## EXERCISE
Look through the material and copy each line holding "grid".

## Records from a collection of figures
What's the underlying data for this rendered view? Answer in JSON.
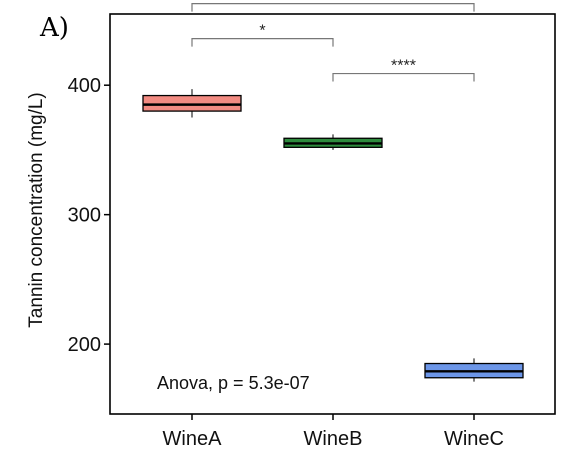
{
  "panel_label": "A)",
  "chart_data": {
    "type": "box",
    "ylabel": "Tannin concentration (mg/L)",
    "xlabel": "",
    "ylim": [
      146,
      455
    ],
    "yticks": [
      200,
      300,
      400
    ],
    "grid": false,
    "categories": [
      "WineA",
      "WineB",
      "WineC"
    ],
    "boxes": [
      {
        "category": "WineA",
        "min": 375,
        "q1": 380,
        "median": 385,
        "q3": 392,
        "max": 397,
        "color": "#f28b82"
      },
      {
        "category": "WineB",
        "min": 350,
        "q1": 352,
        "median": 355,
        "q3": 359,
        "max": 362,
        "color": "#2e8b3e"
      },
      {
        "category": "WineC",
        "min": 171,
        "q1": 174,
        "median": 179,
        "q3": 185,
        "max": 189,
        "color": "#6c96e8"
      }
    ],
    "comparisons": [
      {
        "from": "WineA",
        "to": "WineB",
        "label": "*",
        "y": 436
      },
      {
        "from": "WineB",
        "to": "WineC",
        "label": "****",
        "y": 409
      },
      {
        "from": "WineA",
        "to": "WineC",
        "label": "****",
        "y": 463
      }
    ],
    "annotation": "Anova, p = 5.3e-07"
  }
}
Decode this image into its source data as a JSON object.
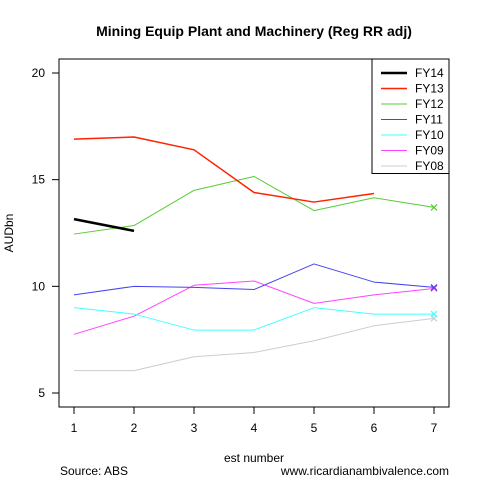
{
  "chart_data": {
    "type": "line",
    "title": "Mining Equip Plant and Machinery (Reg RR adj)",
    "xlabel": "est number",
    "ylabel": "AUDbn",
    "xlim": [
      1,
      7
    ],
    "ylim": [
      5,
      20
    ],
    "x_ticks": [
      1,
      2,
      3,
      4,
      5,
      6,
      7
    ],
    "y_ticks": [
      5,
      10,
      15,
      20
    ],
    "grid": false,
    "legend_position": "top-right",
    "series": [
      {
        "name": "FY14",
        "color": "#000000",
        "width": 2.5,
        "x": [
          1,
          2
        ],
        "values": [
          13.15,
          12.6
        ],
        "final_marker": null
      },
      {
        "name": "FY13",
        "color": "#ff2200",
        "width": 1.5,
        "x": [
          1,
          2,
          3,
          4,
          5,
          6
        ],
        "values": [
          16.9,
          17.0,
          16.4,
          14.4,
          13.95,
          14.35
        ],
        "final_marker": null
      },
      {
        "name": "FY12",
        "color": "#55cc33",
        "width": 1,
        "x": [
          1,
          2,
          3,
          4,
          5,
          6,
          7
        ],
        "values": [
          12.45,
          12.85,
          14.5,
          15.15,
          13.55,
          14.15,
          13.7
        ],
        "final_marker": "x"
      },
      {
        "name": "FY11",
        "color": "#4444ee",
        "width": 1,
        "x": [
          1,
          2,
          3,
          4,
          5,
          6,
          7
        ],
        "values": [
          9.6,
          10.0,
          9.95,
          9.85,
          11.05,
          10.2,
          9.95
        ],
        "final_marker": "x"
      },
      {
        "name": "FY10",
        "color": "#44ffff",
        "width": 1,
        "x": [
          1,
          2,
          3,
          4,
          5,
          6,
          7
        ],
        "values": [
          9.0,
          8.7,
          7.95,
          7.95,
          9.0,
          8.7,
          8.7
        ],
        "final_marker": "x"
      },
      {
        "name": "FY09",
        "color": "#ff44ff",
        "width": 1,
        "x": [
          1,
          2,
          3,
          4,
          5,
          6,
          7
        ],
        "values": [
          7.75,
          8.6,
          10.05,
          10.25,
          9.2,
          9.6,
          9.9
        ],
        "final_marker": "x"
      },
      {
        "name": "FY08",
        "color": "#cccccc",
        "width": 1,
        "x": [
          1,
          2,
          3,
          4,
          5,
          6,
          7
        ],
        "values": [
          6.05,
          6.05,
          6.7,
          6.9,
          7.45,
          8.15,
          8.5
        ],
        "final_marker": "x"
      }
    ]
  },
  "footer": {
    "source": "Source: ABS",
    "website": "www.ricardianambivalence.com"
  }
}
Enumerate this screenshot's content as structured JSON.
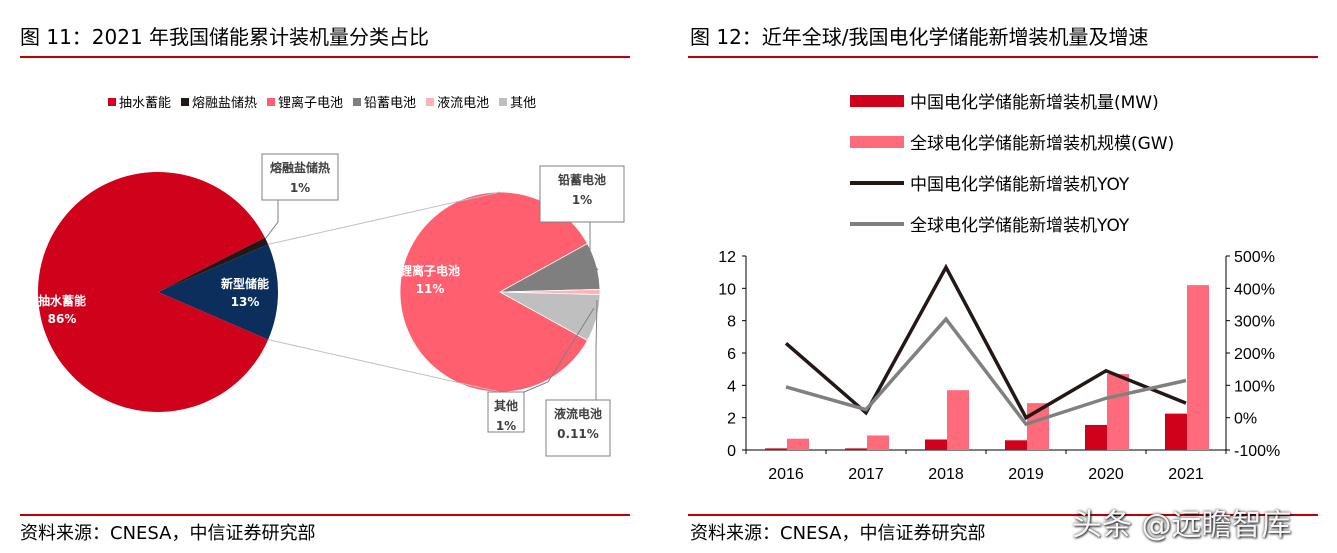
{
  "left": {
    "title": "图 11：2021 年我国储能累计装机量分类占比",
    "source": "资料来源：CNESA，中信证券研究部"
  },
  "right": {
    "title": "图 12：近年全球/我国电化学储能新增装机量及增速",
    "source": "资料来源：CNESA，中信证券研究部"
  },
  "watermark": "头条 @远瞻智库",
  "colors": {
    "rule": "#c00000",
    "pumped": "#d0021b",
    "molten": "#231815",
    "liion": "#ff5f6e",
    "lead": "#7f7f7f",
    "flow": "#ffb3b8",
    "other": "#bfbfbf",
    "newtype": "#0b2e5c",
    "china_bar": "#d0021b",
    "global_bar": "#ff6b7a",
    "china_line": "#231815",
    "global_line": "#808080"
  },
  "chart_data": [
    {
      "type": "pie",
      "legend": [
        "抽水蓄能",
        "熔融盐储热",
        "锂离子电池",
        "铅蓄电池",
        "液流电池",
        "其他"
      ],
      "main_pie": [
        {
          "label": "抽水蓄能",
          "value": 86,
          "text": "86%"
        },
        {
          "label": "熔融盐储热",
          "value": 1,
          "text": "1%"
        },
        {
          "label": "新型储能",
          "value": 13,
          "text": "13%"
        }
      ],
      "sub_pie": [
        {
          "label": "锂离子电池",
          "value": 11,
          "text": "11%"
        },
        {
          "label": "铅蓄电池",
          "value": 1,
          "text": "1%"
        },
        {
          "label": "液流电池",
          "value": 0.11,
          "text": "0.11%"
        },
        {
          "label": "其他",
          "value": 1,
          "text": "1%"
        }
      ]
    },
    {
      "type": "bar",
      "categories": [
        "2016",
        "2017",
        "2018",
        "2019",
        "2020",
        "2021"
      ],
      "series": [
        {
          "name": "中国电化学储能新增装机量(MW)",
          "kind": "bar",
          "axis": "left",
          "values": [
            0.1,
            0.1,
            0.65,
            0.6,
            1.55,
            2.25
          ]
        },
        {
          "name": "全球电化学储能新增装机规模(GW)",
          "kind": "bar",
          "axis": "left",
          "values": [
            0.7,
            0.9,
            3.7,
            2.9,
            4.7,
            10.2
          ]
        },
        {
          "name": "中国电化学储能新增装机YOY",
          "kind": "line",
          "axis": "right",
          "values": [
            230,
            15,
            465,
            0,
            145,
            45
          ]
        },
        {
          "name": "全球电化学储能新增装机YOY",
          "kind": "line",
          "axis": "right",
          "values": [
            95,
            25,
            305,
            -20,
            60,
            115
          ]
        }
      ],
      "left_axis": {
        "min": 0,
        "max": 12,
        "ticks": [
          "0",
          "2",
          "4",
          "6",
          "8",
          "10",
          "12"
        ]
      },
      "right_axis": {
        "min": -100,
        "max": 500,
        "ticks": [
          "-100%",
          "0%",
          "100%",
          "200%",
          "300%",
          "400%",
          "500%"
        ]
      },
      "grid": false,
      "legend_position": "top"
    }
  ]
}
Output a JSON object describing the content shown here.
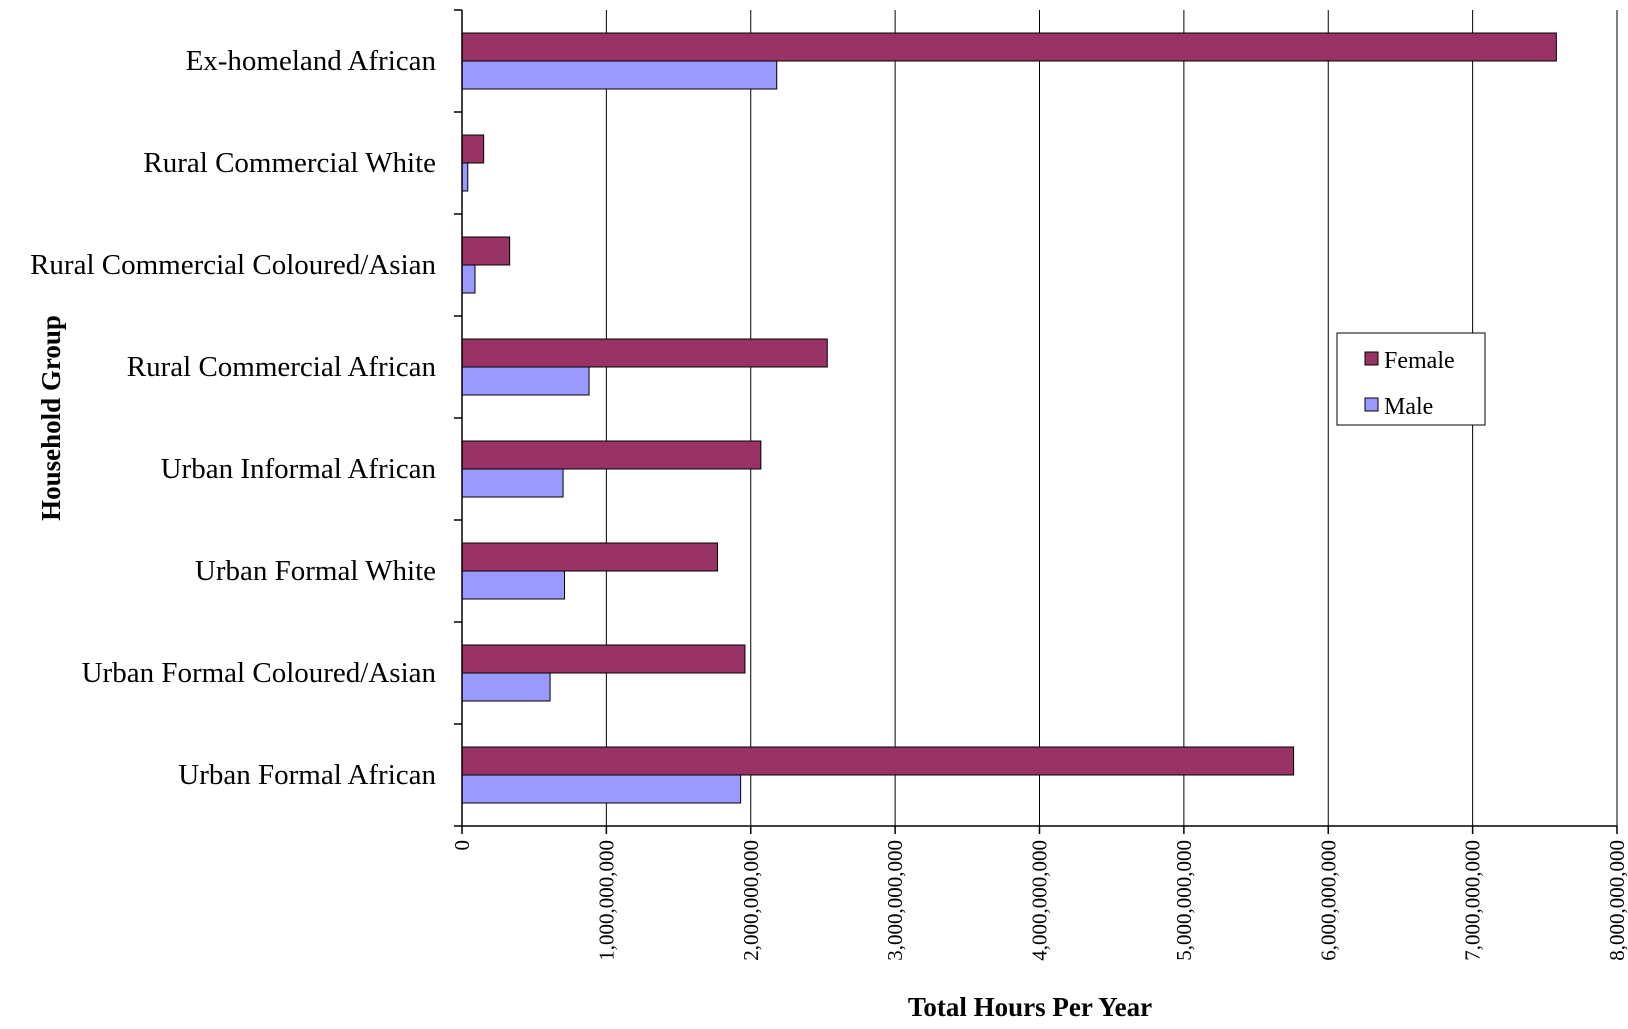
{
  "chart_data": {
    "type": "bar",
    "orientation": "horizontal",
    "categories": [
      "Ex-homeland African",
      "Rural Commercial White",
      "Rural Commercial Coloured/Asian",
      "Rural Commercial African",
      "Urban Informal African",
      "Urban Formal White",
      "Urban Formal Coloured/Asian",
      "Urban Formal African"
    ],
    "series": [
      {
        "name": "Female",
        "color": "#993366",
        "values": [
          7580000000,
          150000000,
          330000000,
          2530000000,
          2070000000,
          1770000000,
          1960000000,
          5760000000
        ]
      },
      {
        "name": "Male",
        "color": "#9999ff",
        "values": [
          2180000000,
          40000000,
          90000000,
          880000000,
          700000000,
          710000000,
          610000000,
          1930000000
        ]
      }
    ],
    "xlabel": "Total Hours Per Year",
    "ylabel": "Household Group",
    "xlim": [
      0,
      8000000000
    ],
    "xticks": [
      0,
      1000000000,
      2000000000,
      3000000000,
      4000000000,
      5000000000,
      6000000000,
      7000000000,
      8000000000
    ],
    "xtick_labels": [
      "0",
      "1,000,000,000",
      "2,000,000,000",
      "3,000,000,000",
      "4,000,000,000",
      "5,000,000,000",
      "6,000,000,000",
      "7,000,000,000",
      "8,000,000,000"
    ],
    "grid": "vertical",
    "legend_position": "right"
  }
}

## WORKED SOLUTION
    "grid": false,
    "grid": false,
      "grid": false,
    "grid": "vertical",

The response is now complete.